• Task details
Bring together every line in the data that includes "Quickly".

• Input data
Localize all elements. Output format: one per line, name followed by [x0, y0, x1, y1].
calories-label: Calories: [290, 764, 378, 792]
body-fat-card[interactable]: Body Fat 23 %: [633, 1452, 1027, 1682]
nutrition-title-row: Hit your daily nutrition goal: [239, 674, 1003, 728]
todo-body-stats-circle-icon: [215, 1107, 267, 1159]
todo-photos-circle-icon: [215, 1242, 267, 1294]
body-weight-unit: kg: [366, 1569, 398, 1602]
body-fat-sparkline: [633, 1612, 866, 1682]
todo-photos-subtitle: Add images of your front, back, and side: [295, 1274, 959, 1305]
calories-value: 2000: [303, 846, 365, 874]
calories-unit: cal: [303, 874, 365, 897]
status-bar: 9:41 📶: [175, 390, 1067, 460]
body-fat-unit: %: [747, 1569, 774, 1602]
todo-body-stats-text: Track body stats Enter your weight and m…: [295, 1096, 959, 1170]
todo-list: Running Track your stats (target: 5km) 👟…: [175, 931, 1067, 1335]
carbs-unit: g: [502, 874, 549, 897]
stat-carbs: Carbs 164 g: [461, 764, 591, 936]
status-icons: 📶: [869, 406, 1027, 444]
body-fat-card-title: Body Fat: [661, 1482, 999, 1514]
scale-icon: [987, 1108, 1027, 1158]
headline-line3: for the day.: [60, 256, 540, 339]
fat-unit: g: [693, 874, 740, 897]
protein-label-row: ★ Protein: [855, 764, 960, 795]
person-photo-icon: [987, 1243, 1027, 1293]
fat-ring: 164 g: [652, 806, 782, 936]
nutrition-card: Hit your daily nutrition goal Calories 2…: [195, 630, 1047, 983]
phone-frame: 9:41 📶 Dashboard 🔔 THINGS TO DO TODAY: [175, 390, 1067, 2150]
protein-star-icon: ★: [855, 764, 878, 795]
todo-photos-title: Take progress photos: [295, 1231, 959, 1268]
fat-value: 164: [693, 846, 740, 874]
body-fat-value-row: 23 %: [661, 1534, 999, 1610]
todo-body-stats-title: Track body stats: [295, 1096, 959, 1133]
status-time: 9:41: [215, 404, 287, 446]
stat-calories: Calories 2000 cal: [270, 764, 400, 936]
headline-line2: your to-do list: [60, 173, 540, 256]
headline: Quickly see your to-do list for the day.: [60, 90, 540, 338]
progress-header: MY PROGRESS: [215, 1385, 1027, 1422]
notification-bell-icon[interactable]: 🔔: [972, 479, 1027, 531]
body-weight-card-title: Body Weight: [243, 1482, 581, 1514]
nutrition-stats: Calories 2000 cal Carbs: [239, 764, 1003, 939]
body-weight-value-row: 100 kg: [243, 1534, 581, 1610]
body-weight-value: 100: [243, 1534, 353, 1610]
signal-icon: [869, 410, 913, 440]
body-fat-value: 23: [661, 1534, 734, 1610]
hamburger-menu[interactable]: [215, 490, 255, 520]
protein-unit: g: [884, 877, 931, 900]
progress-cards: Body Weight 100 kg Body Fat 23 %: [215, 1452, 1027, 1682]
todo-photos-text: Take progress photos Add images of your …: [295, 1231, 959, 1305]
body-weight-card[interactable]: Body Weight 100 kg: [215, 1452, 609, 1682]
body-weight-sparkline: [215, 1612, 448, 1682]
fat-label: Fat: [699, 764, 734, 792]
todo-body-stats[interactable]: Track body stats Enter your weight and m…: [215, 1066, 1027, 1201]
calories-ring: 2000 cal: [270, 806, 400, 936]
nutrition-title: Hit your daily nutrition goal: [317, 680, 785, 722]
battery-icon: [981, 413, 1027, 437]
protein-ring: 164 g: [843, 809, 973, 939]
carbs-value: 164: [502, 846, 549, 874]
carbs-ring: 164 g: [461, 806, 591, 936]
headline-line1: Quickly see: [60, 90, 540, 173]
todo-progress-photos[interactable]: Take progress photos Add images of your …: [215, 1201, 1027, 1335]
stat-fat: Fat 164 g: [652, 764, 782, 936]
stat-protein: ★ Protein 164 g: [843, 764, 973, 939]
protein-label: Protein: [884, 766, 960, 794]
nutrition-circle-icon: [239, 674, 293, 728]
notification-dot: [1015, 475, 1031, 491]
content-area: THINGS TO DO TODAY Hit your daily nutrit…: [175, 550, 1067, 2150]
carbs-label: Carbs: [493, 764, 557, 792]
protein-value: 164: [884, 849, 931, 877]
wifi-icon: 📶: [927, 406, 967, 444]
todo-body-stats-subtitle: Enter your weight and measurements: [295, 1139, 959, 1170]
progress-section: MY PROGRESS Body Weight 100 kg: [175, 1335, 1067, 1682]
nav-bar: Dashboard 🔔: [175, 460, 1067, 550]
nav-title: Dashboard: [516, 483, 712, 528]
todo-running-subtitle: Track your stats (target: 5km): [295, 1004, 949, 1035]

• Answer section
headline: Quickly see your to-do list for the day.: [60, 90, 540, 338]
headline-line1: Quickly see: [60, 90, 540, 173]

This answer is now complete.